### Consigne
Recopiez mot pour mot le passage du texte sur les éditions la Joie de Lire, en commençant à « Le lectorat est » et en terminant à « un âge donné. ».

### Extrait du texte
-- -- --

Les éditions la Joie de Lire, hors catégorie…

Catégorisation, segmentation, sectorisation, des mots froids, qui, malheureusement, définissent de plus en plus souvent les lecteurs.

Le lectorat est en effet de plus en plus réduit à n’être qu’une tranche d’âge. Il est certes peu évident de se repérer dans une production littéraire toujours plus foisonnante, et on peut comprendre ce besoin d’établir des repères, des collections pour les 6-8 ans, les 8-10 ans, les 10-12 ans, les adolescents, etc, afin d’aider les parents et les prescripteurs dans leurs choix. Cependant, le livre idéal pour les 6 ans, les 8 ans, les 10 ans, les 12 ans, les 30 ans, les 60 ans n’existe pas !Le livre n’est pas une prescription donnée à un âge donné.

Inviter le lecteur à ne pas se perdre, l’engoncer dans un carcan peut réduire à néant la petite étincelle de risque, de découverte jubilatoires face à une lecture plus complexe (aussi bien au niveau du contenu que de la narration). Le lecteur y perd alors la possibilité de se dévoiler, tout d’abord, à lui-même. Comme si toutes difficultés, tous écueils devraient être éviter à tout prix. Pourquoi ?

-- -- --

### Matériel fourni

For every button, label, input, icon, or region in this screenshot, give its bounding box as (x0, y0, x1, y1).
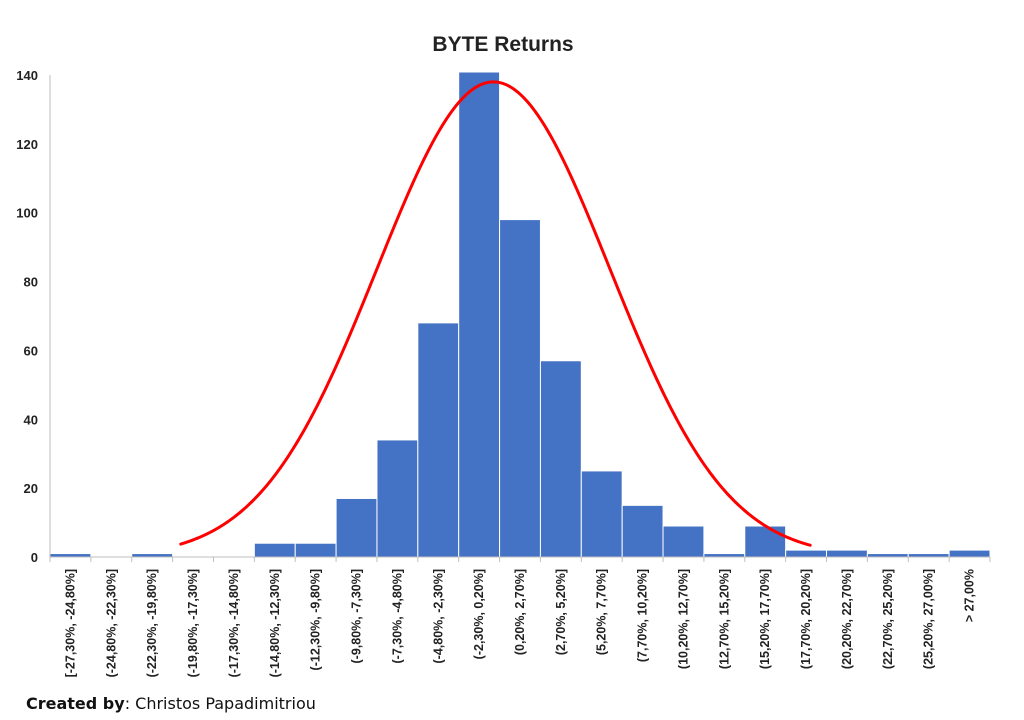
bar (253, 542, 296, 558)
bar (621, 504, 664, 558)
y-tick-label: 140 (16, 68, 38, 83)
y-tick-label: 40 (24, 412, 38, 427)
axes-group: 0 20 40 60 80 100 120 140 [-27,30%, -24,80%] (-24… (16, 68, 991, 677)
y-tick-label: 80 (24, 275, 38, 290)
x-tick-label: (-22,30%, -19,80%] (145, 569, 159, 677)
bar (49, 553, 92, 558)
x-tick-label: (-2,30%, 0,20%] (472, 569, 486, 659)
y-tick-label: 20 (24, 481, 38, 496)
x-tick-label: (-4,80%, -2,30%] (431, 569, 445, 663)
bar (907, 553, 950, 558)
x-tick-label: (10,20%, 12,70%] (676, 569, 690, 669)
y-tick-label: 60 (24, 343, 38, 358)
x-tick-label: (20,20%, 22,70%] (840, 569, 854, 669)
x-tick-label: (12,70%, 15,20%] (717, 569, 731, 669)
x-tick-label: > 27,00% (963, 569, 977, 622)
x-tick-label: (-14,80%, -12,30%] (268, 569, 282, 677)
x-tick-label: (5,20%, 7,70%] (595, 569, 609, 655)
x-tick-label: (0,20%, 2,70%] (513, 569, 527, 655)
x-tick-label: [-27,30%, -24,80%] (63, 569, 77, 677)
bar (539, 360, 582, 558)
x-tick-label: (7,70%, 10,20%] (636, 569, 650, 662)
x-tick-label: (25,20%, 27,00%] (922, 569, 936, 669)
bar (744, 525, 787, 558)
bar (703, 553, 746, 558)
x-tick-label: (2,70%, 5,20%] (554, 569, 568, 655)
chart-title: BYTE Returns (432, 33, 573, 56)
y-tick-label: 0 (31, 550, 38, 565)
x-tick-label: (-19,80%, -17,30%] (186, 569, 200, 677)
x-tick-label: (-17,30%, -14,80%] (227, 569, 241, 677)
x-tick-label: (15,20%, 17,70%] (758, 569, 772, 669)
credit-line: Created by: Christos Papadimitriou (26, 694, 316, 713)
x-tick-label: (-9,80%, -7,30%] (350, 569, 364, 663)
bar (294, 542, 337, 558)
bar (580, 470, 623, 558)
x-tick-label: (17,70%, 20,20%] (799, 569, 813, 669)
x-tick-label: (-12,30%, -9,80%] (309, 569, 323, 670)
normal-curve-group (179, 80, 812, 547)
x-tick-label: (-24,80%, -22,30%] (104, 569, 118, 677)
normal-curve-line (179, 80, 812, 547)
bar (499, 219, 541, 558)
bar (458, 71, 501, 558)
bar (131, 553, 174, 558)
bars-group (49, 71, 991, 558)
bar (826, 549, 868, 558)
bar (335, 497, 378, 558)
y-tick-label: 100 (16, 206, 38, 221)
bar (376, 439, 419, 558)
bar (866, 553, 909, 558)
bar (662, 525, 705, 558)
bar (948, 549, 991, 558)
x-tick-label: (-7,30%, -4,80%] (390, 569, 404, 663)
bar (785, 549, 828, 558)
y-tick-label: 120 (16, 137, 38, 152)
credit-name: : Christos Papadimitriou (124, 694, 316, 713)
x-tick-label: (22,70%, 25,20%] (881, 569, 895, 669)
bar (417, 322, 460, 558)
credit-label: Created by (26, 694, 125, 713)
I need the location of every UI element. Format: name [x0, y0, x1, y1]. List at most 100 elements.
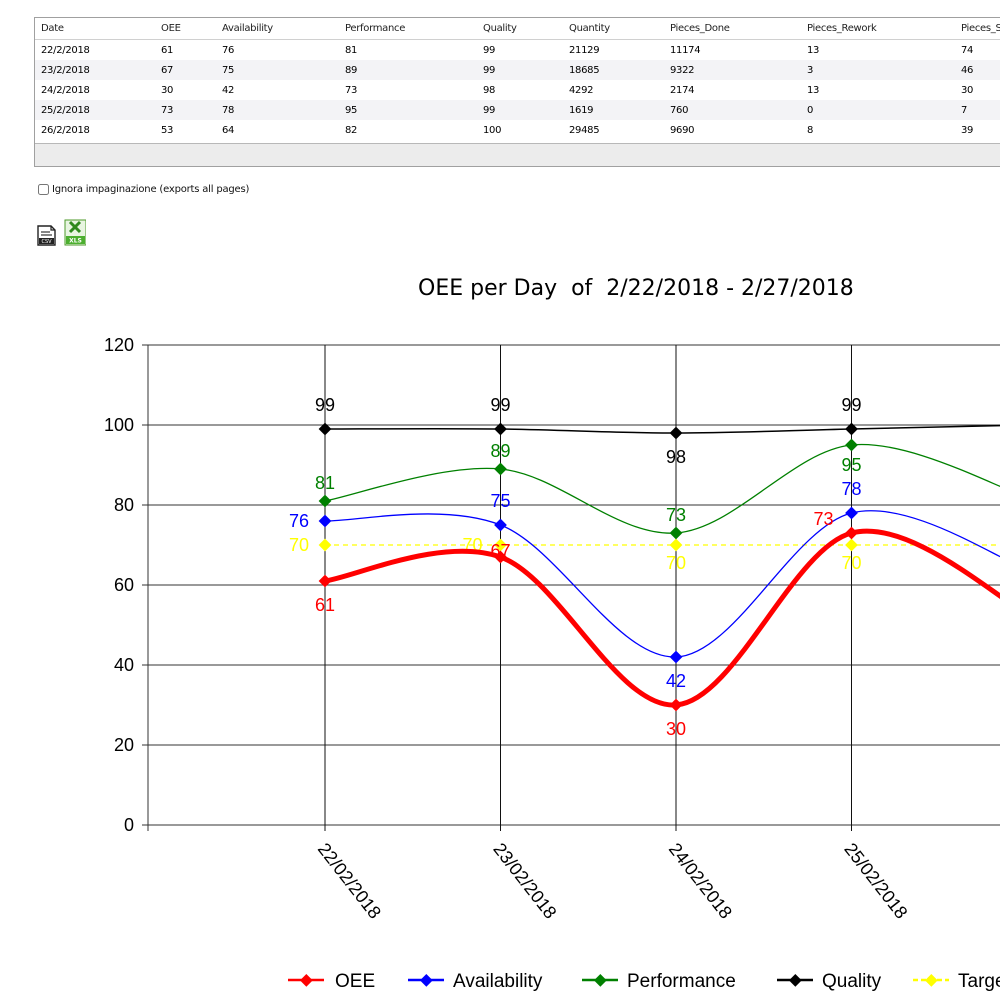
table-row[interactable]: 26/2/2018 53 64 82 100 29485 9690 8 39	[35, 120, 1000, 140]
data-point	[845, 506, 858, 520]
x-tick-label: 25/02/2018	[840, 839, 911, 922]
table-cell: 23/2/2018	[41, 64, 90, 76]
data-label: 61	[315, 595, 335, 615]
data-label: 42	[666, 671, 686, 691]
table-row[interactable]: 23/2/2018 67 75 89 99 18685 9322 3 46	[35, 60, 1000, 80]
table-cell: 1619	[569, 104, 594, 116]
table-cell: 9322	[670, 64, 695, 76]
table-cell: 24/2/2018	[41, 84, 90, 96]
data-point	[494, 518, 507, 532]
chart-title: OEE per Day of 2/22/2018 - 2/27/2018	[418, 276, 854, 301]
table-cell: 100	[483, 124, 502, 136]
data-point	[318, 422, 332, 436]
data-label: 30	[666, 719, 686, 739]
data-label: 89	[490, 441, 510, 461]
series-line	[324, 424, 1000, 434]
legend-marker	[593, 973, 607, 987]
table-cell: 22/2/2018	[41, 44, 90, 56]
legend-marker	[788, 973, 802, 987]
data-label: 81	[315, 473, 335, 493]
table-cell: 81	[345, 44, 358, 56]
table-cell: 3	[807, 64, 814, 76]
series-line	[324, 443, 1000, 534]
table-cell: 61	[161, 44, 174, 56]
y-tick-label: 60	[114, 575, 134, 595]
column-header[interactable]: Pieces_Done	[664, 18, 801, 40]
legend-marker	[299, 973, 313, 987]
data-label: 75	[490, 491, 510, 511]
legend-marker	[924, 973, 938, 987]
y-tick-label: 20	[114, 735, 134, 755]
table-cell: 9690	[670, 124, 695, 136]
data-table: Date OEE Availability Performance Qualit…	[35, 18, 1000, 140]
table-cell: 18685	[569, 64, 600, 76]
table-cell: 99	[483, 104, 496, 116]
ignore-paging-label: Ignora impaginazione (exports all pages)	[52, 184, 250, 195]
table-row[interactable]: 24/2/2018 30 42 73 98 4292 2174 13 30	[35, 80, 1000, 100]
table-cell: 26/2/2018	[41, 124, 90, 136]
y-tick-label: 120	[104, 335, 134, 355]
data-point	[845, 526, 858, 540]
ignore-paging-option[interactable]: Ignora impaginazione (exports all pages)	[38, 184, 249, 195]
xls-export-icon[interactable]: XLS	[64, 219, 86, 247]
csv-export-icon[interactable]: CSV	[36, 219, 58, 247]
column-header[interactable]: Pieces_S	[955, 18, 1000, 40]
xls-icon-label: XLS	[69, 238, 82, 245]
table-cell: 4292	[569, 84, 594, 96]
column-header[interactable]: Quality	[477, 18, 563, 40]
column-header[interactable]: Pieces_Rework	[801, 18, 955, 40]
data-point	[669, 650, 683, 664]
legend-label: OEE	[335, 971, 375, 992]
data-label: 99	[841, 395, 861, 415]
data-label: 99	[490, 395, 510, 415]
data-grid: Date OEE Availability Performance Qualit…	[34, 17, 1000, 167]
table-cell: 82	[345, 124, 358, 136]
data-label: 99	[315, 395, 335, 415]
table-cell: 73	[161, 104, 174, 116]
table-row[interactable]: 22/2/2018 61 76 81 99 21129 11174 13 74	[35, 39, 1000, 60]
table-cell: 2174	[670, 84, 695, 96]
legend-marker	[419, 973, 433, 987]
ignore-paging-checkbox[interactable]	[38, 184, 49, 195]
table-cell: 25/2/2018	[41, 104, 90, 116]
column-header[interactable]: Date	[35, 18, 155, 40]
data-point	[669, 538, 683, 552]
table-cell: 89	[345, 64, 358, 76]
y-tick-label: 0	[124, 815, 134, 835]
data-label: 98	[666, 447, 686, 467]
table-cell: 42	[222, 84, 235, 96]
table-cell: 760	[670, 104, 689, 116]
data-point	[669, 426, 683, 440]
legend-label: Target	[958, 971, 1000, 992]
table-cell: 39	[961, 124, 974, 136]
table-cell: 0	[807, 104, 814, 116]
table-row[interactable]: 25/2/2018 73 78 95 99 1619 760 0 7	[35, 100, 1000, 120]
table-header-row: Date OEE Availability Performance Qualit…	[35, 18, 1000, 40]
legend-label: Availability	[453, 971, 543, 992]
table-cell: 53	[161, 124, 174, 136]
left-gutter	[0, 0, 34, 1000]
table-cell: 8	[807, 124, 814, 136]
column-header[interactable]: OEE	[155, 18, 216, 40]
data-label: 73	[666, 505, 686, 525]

-- -- --

### Réponse
Le lectorat est en effet de plus en plus réduit à n’être qu’une tranche d’âge. Il est certes peu évident de se repérer dans une production littéraire toujours plus foisonnante, et on peut comprendre ce besoin d’établir des repères, des collections pour les 6-8 ans, les 8-10 ans, les 10-12 ans, les adolescents, etc, afin d’aider les parents et les prescripteurs dans leurs choix. Cependant, le livre idéal pour les 6 ans, les 8 ans, les 10 ans, les 12 ans, les 30 ans, les 60 ans n’existe pas !Le livre n’est pas une prescription donnée à un âge donné.